__REQUIRED TASK__
Copy every line of the data that contains the string "constitution".

>> Start RECORDS

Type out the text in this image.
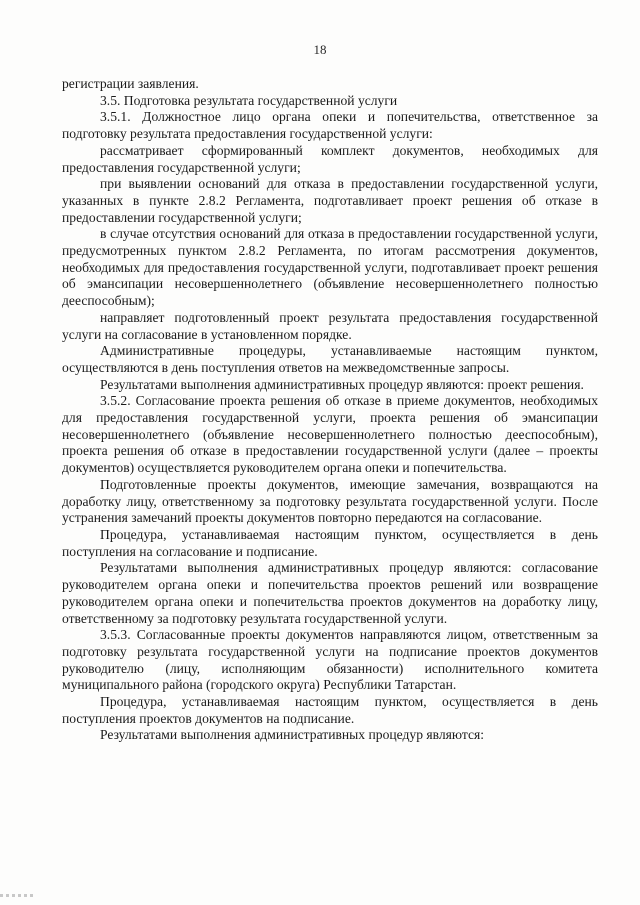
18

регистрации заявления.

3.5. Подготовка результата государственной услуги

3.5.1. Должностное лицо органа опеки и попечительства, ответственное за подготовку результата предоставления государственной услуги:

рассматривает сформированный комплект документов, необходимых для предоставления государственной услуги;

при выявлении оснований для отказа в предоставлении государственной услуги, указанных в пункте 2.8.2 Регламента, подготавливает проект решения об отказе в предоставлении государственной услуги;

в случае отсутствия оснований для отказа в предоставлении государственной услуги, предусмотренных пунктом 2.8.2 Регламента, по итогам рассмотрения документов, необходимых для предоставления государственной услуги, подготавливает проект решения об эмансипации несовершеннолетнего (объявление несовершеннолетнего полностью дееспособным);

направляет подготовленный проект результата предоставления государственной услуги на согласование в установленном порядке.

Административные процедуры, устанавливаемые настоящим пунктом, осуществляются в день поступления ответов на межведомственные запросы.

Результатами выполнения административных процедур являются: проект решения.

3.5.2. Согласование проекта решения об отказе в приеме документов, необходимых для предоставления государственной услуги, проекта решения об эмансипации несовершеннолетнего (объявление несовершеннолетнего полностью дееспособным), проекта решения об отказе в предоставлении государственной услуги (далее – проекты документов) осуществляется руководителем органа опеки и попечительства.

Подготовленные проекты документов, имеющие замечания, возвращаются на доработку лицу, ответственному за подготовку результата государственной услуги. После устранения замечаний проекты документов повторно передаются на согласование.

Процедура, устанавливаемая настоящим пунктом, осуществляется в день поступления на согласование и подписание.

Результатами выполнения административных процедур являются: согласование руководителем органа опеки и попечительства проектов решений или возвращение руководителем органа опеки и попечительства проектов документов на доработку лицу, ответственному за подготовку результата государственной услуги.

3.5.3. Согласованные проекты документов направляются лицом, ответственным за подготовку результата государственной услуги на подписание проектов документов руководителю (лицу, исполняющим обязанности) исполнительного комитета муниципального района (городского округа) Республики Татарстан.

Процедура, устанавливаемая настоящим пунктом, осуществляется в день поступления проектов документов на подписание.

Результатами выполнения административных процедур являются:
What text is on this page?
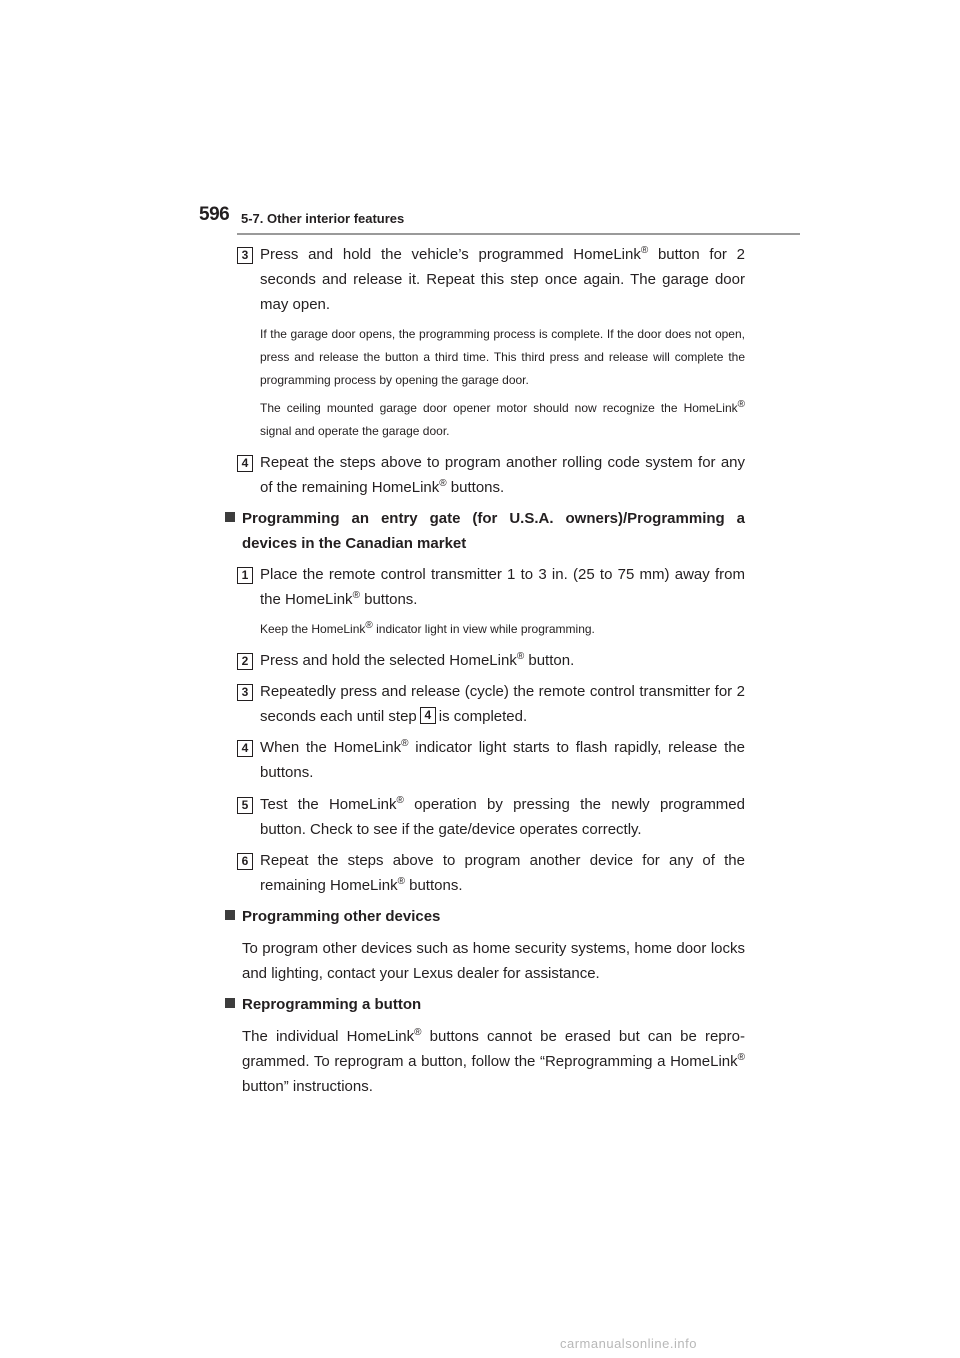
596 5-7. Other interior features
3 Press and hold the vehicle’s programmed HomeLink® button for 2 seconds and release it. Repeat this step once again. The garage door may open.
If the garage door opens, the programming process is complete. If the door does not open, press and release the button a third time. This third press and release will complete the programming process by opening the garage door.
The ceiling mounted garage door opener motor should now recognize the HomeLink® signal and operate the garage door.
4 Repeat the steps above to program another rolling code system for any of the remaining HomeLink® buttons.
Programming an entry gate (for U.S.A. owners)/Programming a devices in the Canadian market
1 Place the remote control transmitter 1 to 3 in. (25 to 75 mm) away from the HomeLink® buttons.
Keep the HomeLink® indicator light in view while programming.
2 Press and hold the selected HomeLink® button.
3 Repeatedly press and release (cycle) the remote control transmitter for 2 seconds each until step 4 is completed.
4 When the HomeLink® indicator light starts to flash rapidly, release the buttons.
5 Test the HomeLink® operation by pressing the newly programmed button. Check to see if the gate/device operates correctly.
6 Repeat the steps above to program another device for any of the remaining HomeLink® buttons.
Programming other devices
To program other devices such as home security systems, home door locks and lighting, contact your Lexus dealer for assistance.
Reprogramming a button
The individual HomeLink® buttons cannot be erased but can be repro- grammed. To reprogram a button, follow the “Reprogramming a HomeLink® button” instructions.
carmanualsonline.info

>> End RECORDS
>> Start RECORDS

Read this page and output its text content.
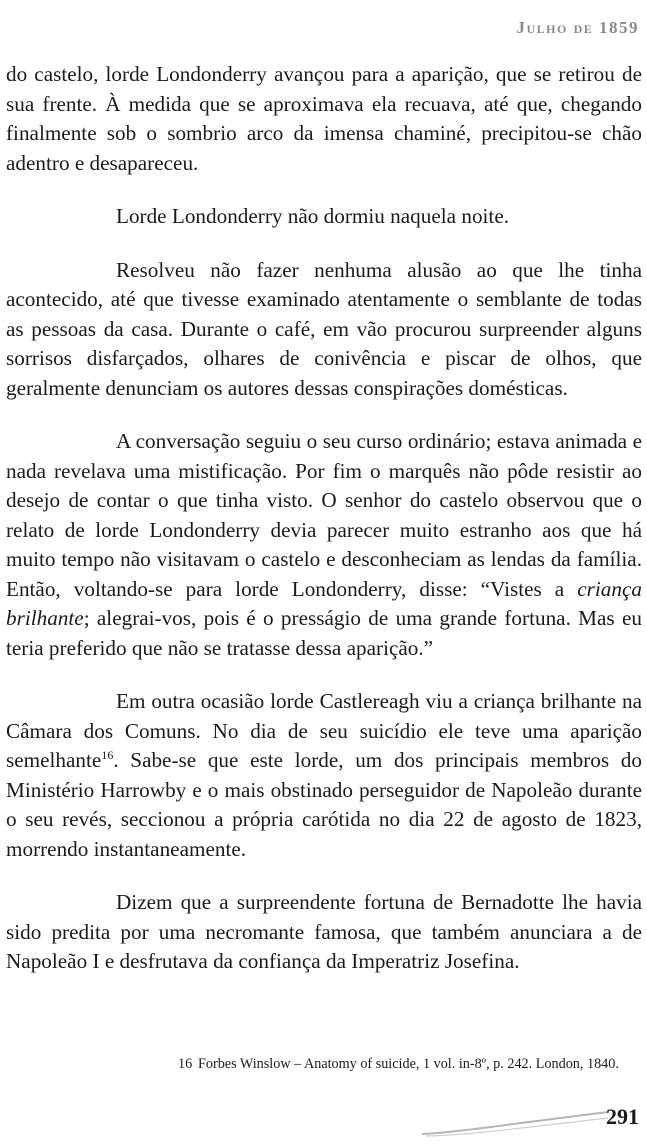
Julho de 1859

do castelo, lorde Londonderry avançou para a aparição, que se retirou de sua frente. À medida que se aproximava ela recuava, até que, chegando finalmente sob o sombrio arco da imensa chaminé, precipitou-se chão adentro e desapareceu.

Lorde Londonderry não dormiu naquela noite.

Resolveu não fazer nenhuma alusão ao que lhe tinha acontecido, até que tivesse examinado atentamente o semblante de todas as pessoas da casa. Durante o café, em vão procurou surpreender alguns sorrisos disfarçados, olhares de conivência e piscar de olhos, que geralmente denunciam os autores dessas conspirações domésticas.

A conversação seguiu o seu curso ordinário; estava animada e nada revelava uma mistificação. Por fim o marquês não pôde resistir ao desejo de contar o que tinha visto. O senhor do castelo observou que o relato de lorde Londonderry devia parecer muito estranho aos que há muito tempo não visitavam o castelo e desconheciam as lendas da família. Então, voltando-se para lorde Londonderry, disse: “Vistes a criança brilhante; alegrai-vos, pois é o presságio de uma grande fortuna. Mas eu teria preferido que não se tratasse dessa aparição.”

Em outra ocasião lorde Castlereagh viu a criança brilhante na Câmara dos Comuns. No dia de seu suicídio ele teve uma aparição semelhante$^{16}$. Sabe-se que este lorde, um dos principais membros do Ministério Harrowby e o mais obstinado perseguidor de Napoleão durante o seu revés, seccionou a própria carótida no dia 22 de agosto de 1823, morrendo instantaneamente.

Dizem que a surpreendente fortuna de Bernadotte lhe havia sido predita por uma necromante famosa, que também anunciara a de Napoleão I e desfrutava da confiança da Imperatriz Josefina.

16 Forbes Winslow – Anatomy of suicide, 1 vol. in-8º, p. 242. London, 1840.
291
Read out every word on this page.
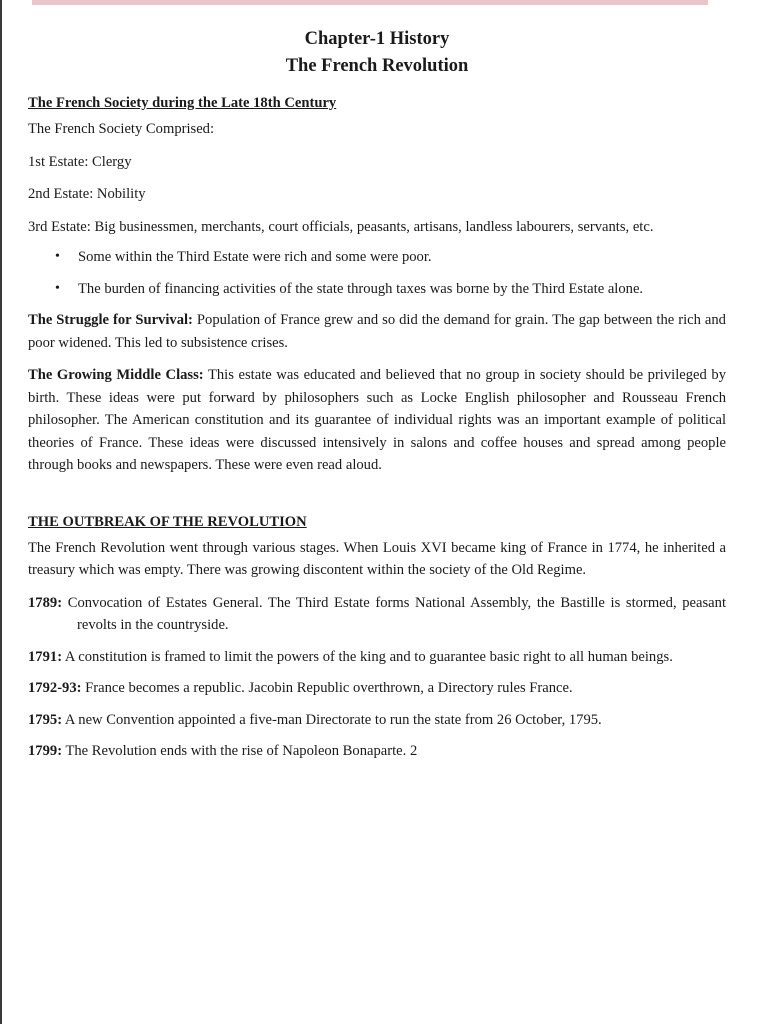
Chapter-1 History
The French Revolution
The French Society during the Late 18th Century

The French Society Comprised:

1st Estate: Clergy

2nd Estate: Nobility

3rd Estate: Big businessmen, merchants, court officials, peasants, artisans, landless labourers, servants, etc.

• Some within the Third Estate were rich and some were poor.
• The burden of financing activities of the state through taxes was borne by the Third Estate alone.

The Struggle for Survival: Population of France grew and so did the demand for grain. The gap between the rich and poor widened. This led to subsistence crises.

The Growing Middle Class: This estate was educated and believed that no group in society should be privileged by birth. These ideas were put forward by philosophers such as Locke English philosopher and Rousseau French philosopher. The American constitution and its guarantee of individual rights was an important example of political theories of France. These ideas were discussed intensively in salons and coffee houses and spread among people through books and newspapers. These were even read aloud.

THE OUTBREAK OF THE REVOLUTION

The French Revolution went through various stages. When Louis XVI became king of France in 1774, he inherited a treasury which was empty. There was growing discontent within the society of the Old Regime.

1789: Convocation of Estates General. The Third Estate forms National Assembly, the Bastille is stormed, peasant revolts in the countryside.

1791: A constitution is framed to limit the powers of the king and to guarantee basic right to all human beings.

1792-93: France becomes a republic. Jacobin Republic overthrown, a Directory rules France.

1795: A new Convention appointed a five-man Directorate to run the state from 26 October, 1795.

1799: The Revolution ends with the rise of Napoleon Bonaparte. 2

>> End RECORDS

__FULL RESPONSE__
The Growing Middle Class: This estate was educated and believed that no group in society should be privileged by birth. These ideas were put forward by philosophers such as Locke English philosopher and Rousseau French philosopher. The American constitution and its guarantee of individual rights was an important example of political theories of France. These ideas were discussed intensively in salons and coffee houses and spread among people through books and newspapers. These were even read aloud.
1791: A constitution is framed to limit the powers of the king and to guarantee basic right to all human beings.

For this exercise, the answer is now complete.